* Challenge: Reproduce the part of the post about Digg and the secret number that opens with "In Digg Nation" and closes with "In the millions.", swapping "Diggs" for "votes" throughout.

* Passage shown:

* start *

May 3, 2006

In Digg Nation - The Number Game


newdigg.jpg

Digg fall down and go boom.

It was the number that launched 24,552 31,523 Diggs -- most of those Diggs were directed at Digg itself. It was also a number that launched thousands of copies of itself across the Internet. What is this number? It's a secret... or rather was a secret. It is also a "copyrighted" number that has now been "copylefted" or "copylifted" depending on your point of view. It is a number that unlocks copy protection on HD-DVDs. To the movie industry it is a number worth untold millions of dollars if people don't know it, and one that could cost the industry untold millions of dollars if people do know it. Which they do. Now. In the millions.

Google probably won't tell you the number. They've received a "cease and desist" order from the owners of the number. But Digg can tell you even though for a bit yesterday they decided they couldn't and began to delete every page and posting on Digg that contained the number. That was the policy then:

"We've been notified by the owners of this intellectual property that they believe the posting of the encryption key infringes their intellectual property rights. In order to respect these rights and to comply with the law, we have removed postings of the key that have been brought to our attention."

* end *

* Given entries:

* start *

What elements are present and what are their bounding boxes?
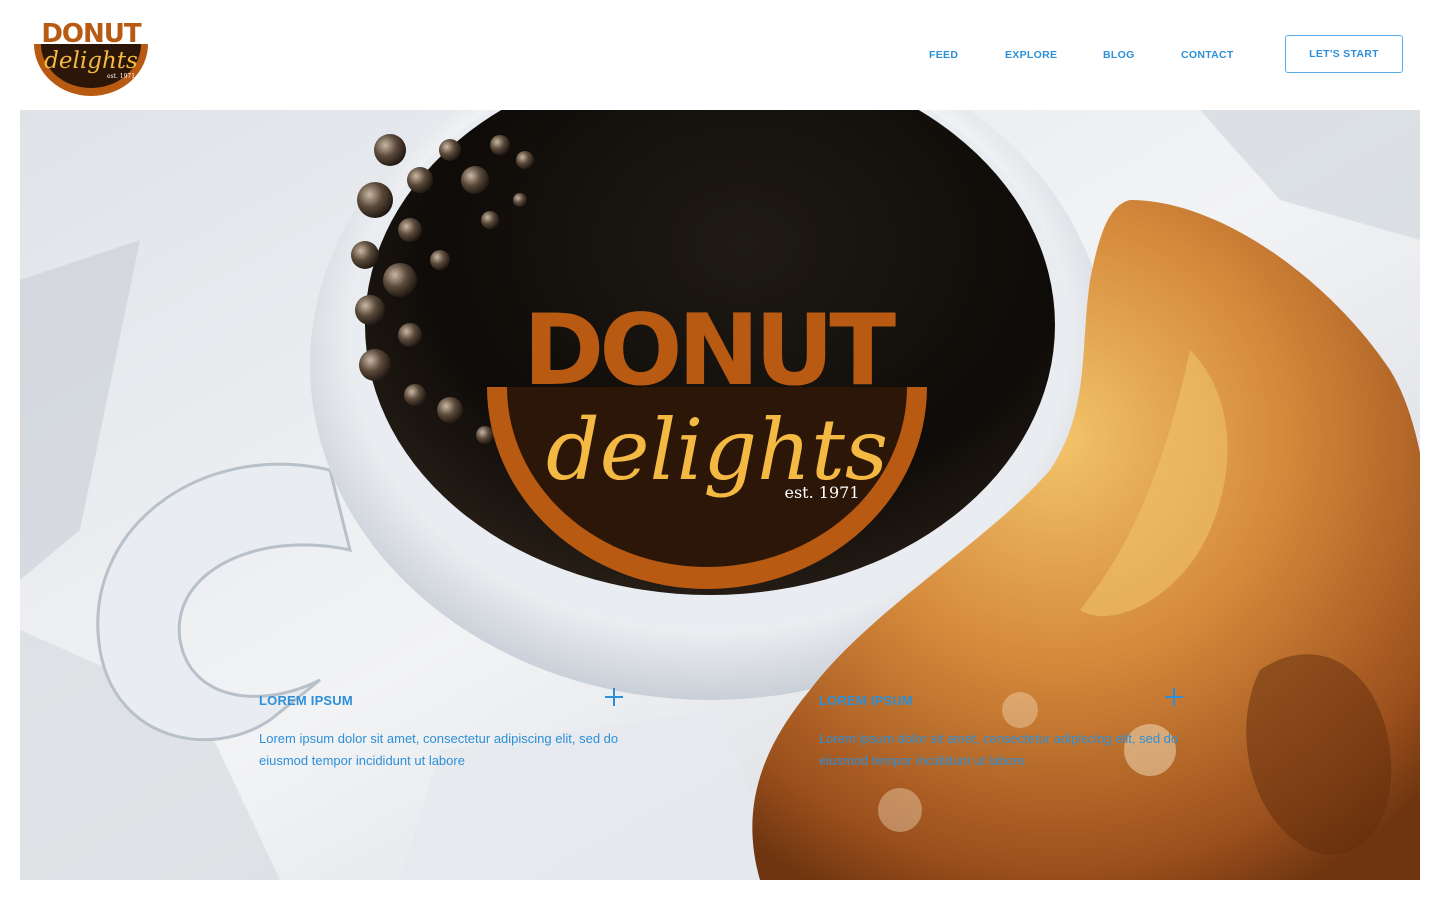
nav-feed[interactable]: FEED (929, 49, 958, 61)
hero-section: DONUT delights est. 1971 LOREM IPSUM Lor… (20, 110, 1420, 880)
brand-logo[interactable]: DONUT delights est. 1971 (30, 14, 152, 100)
feature-title: LOREM IPSUM (259, 693, 353, 708)
lets-start-button[interactable]: LET'S START (1285, 35, 1403, 73)
site-header: DONUT delights est. 1971 FEED EXPLORE BL… (0, 0, 1440, 110)
plus-icon[interactable] (1164, 687, 1184, 707)
feature-text: Lorem ipsum dolor sit amet, consectetur … (819, 731, 1179, 768)
svg-text:est. 1971: est. 1971 (785, 483, 860, 502)
nav-contact[interactable]: CONTACT (1181, 49, 1234, 61)
nav-blog[interactable]: BLOG (1103, 49, 1135, 61)
svg-text:DONUT: DONUT (41, 19, 142, 49)
feature-title: LOREM IPSUM (819, 693, 913, 708)
nav-explore[interactable]: EXPLORE (1005, 49, 1057, 61)
feature-text: Lorem ipsum dolor sit amet, consectetur … (259, 731, 619, 768)
svg-text:DONUT: DONUT (523, 294, 896, 408)
hero-brand-logo: DONUT delights est. 1971 (487, 294, 927, 589)
plus-icon[interactable] (604, 687, 624, 707)
svg-text:est. 1971: est. 1971 (107, 73, 135, 80)
svg-text:delights: delights (44, 48, 138, 74)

* end *

* Exercise solution:
In Digg Nation - The Number Game


newdigg.jpg

Digg fall down and go boom.

It was the number that launched 24,552 31,523 votes -- most of those votes were directed at Digg itself. It was also a number that launched thousands of copies of itself across the Internet. What is this number? It's a secret... or rather was a secret. It is also a "copyrighted" number that has now been "copylefted" or "copylifted" depending on your point of view. It is a number that unlocks copy protection on HD-DVDs. To the movie industry it is a number worth untold millions of dollars if people don't know it, and one that could cost the industry untold millions of dollars if people do know it. Which they do. Now. In the millions.